*AIM OF THE TASK*
Give back the whole listing exactly as shown.

-------- PROVIDED RECORDS --------

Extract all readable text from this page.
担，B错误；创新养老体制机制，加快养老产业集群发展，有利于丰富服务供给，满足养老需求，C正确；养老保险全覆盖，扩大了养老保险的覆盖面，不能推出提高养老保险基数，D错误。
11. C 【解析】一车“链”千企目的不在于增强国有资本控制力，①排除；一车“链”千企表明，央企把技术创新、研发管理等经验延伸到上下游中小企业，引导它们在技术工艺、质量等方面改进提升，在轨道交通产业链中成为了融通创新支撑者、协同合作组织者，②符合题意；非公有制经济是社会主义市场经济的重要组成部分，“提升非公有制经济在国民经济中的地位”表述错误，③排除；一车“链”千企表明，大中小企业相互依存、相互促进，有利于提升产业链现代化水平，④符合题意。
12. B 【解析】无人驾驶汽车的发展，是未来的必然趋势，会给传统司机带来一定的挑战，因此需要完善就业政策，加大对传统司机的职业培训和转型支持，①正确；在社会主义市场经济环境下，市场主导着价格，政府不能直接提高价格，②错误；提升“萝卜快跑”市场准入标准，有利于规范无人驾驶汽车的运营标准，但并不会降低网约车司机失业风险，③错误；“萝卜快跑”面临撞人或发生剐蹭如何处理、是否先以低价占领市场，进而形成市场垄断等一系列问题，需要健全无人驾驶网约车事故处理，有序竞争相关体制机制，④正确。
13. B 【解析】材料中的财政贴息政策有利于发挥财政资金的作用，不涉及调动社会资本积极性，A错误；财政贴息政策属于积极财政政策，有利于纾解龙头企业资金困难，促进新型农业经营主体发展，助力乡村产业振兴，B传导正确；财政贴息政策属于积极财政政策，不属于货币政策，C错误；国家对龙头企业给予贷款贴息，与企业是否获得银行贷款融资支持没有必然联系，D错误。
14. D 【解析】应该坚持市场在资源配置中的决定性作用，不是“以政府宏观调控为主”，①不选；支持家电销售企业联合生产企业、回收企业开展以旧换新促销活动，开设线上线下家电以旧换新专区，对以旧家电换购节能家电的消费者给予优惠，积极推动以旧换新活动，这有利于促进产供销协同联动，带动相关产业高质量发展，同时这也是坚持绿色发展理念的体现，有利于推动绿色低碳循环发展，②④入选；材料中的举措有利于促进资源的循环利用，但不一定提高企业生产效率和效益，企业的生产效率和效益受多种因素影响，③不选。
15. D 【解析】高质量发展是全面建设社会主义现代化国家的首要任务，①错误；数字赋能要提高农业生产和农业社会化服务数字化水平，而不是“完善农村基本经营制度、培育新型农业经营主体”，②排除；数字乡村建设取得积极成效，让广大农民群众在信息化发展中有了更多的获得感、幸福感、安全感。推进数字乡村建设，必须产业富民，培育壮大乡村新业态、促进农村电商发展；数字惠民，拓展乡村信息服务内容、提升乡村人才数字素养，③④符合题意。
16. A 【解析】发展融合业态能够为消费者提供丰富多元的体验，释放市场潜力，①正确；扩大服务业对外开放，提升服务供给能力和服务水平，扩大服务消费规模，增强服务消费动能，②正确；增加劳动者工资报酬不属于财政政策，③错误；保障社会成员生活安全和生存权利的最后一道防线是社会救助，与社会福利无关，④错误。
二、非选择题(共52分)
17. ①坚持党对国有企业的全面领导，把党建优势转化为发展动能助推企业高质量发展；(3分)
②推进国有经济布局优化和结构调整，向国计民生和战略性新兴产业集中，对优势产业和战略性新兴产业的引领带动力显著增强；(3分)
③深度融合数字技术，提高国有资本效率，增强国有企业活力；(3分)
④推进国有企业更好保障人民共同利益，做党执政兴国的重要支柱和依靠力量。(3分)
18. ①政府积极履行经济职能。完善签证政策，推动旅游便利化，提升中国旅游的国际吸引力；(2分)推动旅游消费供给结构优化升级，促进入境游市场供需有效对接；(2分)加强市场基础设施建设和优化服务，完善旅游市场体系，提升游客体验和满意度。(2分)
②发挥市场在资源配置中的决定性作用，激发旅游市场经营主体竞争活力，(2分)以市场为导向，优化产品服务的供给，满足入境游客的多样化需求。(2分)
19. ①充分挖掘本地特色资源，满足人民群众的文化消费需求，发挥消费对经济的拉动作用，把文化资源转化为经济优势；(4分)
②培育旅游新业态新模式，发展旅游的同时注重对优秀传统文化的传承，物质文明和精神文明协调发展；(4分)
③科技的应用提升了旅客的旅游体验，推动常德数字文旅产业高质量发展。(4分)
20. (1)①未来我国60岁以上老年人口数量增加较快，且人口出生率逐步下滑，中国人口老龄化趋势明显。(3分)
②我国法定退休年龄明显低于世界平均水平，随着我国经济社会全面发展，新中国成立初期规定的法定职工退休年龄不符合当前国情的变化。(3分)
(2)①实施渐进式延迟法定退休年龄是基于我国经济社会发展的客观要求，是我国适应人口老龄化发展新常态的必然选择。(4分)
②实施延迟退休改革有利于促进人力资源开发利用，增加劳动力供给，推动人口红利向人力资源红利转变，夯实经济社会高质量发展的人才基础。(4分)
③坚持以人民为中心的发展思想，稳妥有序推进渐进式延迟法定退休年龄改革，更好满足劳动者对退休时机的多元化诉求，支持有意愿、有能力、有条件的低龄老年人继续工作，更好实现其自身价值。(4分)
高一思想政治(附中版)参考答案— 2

--------

*FINAL ANSWER*
Extract all readable text from this page.
担，B错误；创新养老体制机制，加快养老产业集群发展，有利于丰富服务供给，满足养老需求，C正确；养老保险全覆盖，扩大了养老保险的覆盖面，不能推出提高养老保险基数，D错误。
11. C 【解析】一车“链”千企目的不在于增强国有资本控制力，①排除；一车“链”千企表明，央企把技术创新、研发管理等经验延伸到上下游中小企业，引导它们在技术工艺、质量等方面改进提升，在轨道交通产业链中成为了融通创新支撑者、协同合作组织者，②符合题意；非公有制经济是社会主义市场经济的重要组成部分，“提升非公有制经济在国民经济中的地位”表述错误，③排除；一车“链”千企表明，大中小企业相互依存、相互促进，有利于提升产业链现代化水平，④符合题意。
12. B 【解析】无人驾驶汽车的发展，是未来的必然趋势，会给传统司机带来一定的挑战，因此需要完善就业政策，加大对传统司机的职业培训和转型支持，①正确；在社会主义市场经济环境下，市场主导着价格，政府不能直接提高价格，②错误；提升“萝卜快跑”市场准入标准，有利于规范无人驾驶汽车的运营标准，但并不会降低网约车司机失业风险，③错误；“萝卜快跑”面临撞人或发生剐蹭如何处理、是否先以低价占领市场，进而形成市场垄断等一系列问题，需要健全无人驾驶网约车事故处理，有序竞争相关体制机制，④正确。
13. B 【解析】材料中的财政贴息政策有利于发挥财政资金的作用，不涉及调动社会资本积极性，A错误；财政贴息政策属于积极财政政策，有利于纾解龙头企业资金困难，促进新型农业经营主体发展，助力乡村产业振兴，B传导正确；财政贴息政策属于积极财政政策，不属于货币政策，C错误；国家对龙头企业给予贷款贴息，与企业是否获得银行贷款融资支持没有必然联系，D错误。
14. D 【解析】应该坚持市场在资源配置中的决定性作用，不是“以政府宏观调控为主”，①不选；支持家电销售企业联合生产企业、回收企业开展以旧换新促销活动，开设线上线下家电以旧换新专区，对以旧家电换购节能家电的消费者给予优惠，积极推动以旧换新活动，这有利于促进产供销协同联动，带动相关产业高质量发展，同时这也是坚持绿色发展理念的体现，有利于推动绿色低碳循环发展，②④入选；材料中的举措有利于促进资源的循环利用，但不一定提高企业生产效率和效益，企业的生产效率和效益受多种因素影响，③不选。
15. D 【解析】高质量发展是全面建设社会主义现代化国家的首要任务，①错误；数字赋能要提高农业生产和农业社会化服务数字化水平，而不是“完善农村基本经营制度、培育新型农业经营主体”，②排除；数字乡村建设取得积极成效，让广大农民群众在信息化发展中有了更多的获得感、幸福感、安全感。推进数字乡村建设，必须产业富民，培育壮大乡村新业态、促进农村电商发展；数字惠民，拓展乡村信息服务内容、提升乡村人才数字素养，③④符合题意。
16. A 【解析】发展融合业态能够为消费者提供丰富多元的体验，释放市场潜力，①正确；扩大服务业对外开放，提升服务供给能力和服务水平，扩大服务消费规模，增强服务消费动能，②正确；增加劳动者工资报酬不属于财政政策，③错误；保障社会成员生活安全和生存权利的最后一道防线是社会救助，与社会福利无关，④错误。
二、非选择题(共52分)
17. ①坚持党对国有企业的全面领导，把党建优势转化为发展动能助推企业高质量发展；(3分)
②推进国有经济布局优化和结构调整，向国计民生和战略性新兴产业集中，对优势产业和战略性新兴产业的引领带动力显著增强；(3分)
③深度融合数字技术，提高国有资本效率，增强国有企业活力；(3分)
④推进国有企业更好保障人民共同利益，做党执政兴国的重要支柱和依靠力量。(3分)
18. ①政府积极履行经济职能。完善签证政策，推动旅游便利化，提升中国旅游的国际吸引力；(2分)推动旅游消费供给结构优化升级，促进入境游市场供需有效对接；(2分)加强市场基础设施建设和优化服务，完善旅游市场体系，提升游客体验和满意度。(2分)
②发挥市场在资源配置中的决定性作用，激发旅游市场经营主体竞争活力，(2分)以市场为导向，优化产品服务的供给，满足入境游客的多样化需求。(2分)
19. ①充分挖掘本地特色资源，满足人民群众的文化消费需求，发挥消费对经济的拉动作用，把文化资源转化为经济优势；(4分)
②培育旅游新业态新模式，发展旅游的同时注重对优秀传统文化的传承，物质文明和精神文明协调发展；(4分)
③科技的应用提升了旅客的旅游体验，推动常德数字文旅产业高质量发展。(4分)
20. (1)①未来我国60岁以上老年人口数量增加较快，且人口出生率逐步下滑，中国人口老龄化趋势明显。(3分)
②我国法定退休年龄明显低于世界平均水平，随着我国经济社会全面发展，新中国成立初期规定的法定职工退休年龄不符合当前国情的变化。(3分)
(2)①实施渐进式延迟法定退休年龄是基于我国经济社会发展的客观要求，是我国适应人口老龄化发展新常态的必然选择。(4分)
②实施延迟退休改革有利于促进人力资源开发利用，增加劳动力供给，推动人口红利向人力资源红利转变，夯实经济社会高质量发展的人才基础。(4分)
③坚持以人民为中心的发展思想，稳妥有序推进渐进式延迟法定退休年龄改革，更好满足劳动者对退休时机的多元化诉求，支持有意愿、有能力、有条件的低龄老年人继续工作，更好实现其自身价值。(4分)
高一思想政治(附中版)参考答案— 2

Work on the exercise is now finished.